Stored data

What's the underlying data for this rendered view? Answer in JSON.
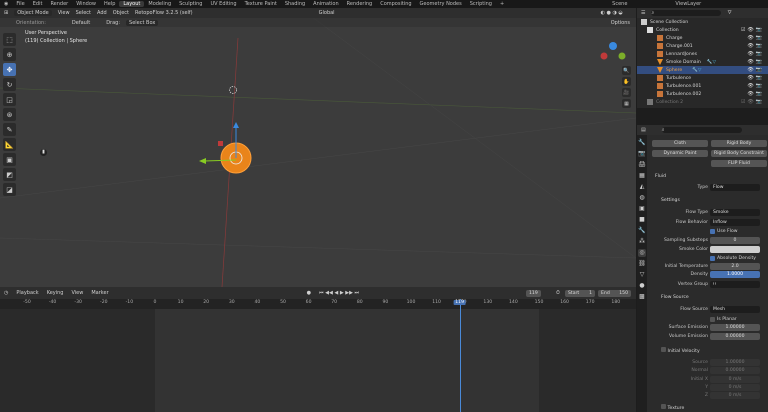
{
  "menu": [
    "File",
    "Edit",
    "Render",
    "Window",
    "Help"
  ],
  "workspaces": [
    "Layout",
    "Modeling",
    "Sculpting",
    "UV Editing",
    "Texture Paint",
    "Shading",
    "Animation",
    "Rendering",
    "Compositing",
    "Geometry Nodes",
    "Scripting",
    "+"
  ],
  "active_workspace": "Layout",
  "scene": "Scene",
  "view_layer": "ViewLayer",
  "viewport": {
    "header": {
      "mode": "Object Mode",
      "menus": [
        "View",
        "Select",
        "Add",
        "Object"
      ],
      "addon": "RetopoFlow 3.2.5 (self)",
      "transform": "Global",
      "options": "Options"
    },
    "toolhdr": {
      "orientation_label": "Orientation:",
      "orientation": "Default",
      "drag_label": "Drag:",
      "drag": "Select Box"
    },
    "info": {
      "view": "User Perspective",
      "object": "(119) Collection | Sphere"
    },
    "tools": [
      "select-box",
      "cursor",
      "move",
      "rotate",
      "scale",
      "transform",
      "annotate",
      "measure",
      "add-cube",
      "extrude",
      "shrink"
    ]
  },
  "outliner": {
    "search_placeholder": "",
    "root": "Scene Collection",
    "items": [
      {
        "name": "Collection",
        "type": "collection"
      },
      {
        "name": "Charge",
        "type": "object"
      },
      {
        "name": "Charge.001",
        "type": "object"
      },
      {
        "name": "LennardJones",
        "type": "object"
      },
      {
        "name": "Smoke Domain",
        "type": "mesh"
      },
      {
        "name": "Sphere",
        "type": "mesh",
        "selected": true
      },
      {
        "name": "Turbulence",
        "type": "object"
      },
      {
        "name": "Turbulence.001",
        "type": "object"
      },
      {
        "name": "Turbulence.002",
        "type": "object"
      },
      {
        "name": "Collection 2",
        "type": "collection",
        "disabled": true
      }
    ]
  },
  "properties": {
    "physics_buttons": [
      "Cloth",
      "Dynamic Paint",
      "Rigid Body",
      "Rigid Body Constraint",
      "FLIP Fluid"
    ],
    "fluid_panel": "Fluid",
    "type_label": "Type",
    "type": "Flow",
    "settings_panel": "Settings",
    "flow_type_label": "Flow Type",
    "flow_type": "Smoke",
    "flow_behavior_label": "Flow Behavior",
    "flow_behavior": "Inflow",
    "use_flow": "Use Flow",
    "sampling_label": "Sampling Substeps",
    "sampling": "0",
    "smoke_color_label": "Smoke Color",
    "smoke_color": "#cfcfcf",
    "absolute_density": "Absolute Density",
    "initial_temp_label": "Initial Temperature",
    "initial_temp": "2.0",
    "density_label": "Density",
    "density": "1.0000",
    "vertex_group_label": "Vertex Group",
    "flow_source_panel": "Flow Source",
    "flow_source_label": "Flow Source",
    "flow_source": "Mesh",
    "is_planar": "Is Planar",
    "surface_emission_label": "Surface Emission",
    "surface_emission": "1.00000",
    "volume_emission_label": "Volume Emission",
    "volume_emission": "0.00000",
    "initial_velocity_panel": "Initial Velocity",
    "source_label": "Source",
    "source": "1.00000",
    "normal_label": "Normal",
    "normal": "0.00000",
    "initial_x_label": "Initial X",
    "initial_x": "0 m/s",
    "y_label": "Y",
    "y": "0 m/s",
    "z_label": "Z",
    "z": "0 m/s",
    "texture_panel": "Texture"
  },
  "timeline": {
    "menus": [
      "Playback",
      "Keying",
      "View",
      "Marker"
    ],
    "current_frame": "119",
    "start_label": "Start",
    "start": "1",
    "end_label": "End",
    "end": "150",
    "ticks": [
      -50,
      -40,
      -30,
      -20,
      -10,
      0,
      10,
      20,
      30,
      40,
      50,
      60,
      70,
      80,
      90,
      100,
      110,
      120,
      130,
      140,
      150,
      160,
      170,
      180
    ]
  },
  "colors": {
    "accent": "#4772b3",
    "selected_object": "#f08a1a"
  }
}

▸ **Problem to solve**
The material above holds pictures; copy everything else in it exactly.

▸ **Task response**
What's the underlying data for this rendered view? Answer in JSON.
{
  "menu": [
    "File",
    "Edit",
    "Render",
    "Window",
    "Help"
  ],
  "workspaces": [
    "Layout",
    "Modeling",
    "Sculpting",
    "UV Editing",
    "Texture Paint",
    "Shading",
    "Animation",
    "Rendering",
    "Compositing",
    "Geometry Nodes",
    "Scripting",
    "+"
  ],
  "active_workspace": "Layout",
  "scene": "Scene",
  "view_layer": "ViewLayer",
  "viewport": {
    "header": {
      "mode": "Object Mode",
      "menus": [
        "View",
        "Select",
        "Add",
        "Object"
      ],
      "addon": "RetopoFlow 3.2.5 (self)",
      "transform": "Global",
      "options": "Options"
    },
    "toolhdr": {
      "orientation_label": "Orientation:",
      "orientation": "Default",
      "drag_label": "Drag:",
      "drag": "Select Box"
    },
    "info": {
      "view": "User Perspective",
      "object": "(119) Collection | Sphere"
    },
    "tools": [
      "select-box",
      "cursor",
      "move",
      "rotate",
      "scale",
      "transform",
      "annotate",
      "measure",
      "add-cube",
      "extrude",
      "shrink"
    ]
  },
  "outliner": {
    "search_placeholder": "",
    "root": "Scene Collection",
    "items": [
      {
        "name": "Collection",
        "type": "collection"
      },
      {
        "name": "Charge",
        "type": "object"
      },
      {
        "name": "Charge.001",
        "type": "object"
      },
      {
        "name": "LennardJones",
        "type": "object"
      },
      {
        "name": "Smoke Domain",
        "type": "mesh"
      },
      {
        "name": "Sphere",
        "type": "mesh",
        "selected": true
      },
      {
        "name": "Turbulence",
        "type": "object"
      },
      {
        "name": "Turbulence.001",
        "type": "object"
      },
      {
        "name": "Turbulence.002",
        "type": "object"
      },
      {
        "name": "Collection 2",
        "type": "collection",
        "disabled": true
      }
    ]
  },
  "properties": {
    "physics_buttons": [
      "Cloth",
      "Dynamic Paint",
      "Rigid Body",
      "Rigid Body Constraint",
      "FLIP Fluid"
    ],
    "fluid_panel": "Fluid",
    "type_label": "Type",
    "type": "Flow",
    "settings_panel": "Settings",
    "flow_type_label": "Flow Type",
    "flow_type": "Smoke",
    "flow_behavior_label": "Flow Behavior",
    "flow_behavior": "Inflow",
    "use_flow": "Use Flow",
    "sampling_label": "Sampling Substeps",
    "sampling": "0",
    "smoke_color_label": "Smoke Color",
    "smoke_color": "#cfcfcf",
    "absolute_density": "Absolute Density",
    "initial_temp_label": "Initial Temperature",
    "initial_temp": "2.0",
    "density_label": "Density",
    "density": "1.0000",
    "vertex_group_label": "Vertex Group",
    "flow_source_panel": "Flow Source",
    "flow_source_label": "Flow Source",
    "flow_source": "Mesh",
    "is_planar": "Is Planar",
    "surface_emission_label": "Surface Emission",
    "surface_emission": "1.00000",
    "volume_emission_label": "Volume Emission",
    "volume_emission": "0.00000",
    "initial_velocity_panel": "Initial Velocity",
    "source_label": "Source",
    "source": "1.00000",
    "normal_label": "Normal",
    "normal": "0.00000",
    "initial_x_label": "Initial X",
    "initial_x": "0 m/s",
    "y_label": "Y",
    "y": "0 m/s",
    "z_label": "Z",
    "z": "0 m/s",
    "texture_panel": "Texture"
  },
  "timeline": {
    "menus": [
      "Playback",
      "Keying",
      "View",
      "Marker"
    ],
    "current_frame": "119",
    "start_label": "Start",
    "start": "1",
    "end_label": "End",
    "end": "150",
    "ticks": [
      -50,
      -40,
      -30,
      -20,
      -10,
      0,
      10,
      20,
      30,
      40,
      50,
      60,
      70,
      80,
      90,
      100,
      110,
      120,
      130,
      140,
      150,
      160,
      170,
      180
    ]
  },
  "colors": {
    "accent": "#4772b3",
    "selected_object": "#f08a1a"
  }
}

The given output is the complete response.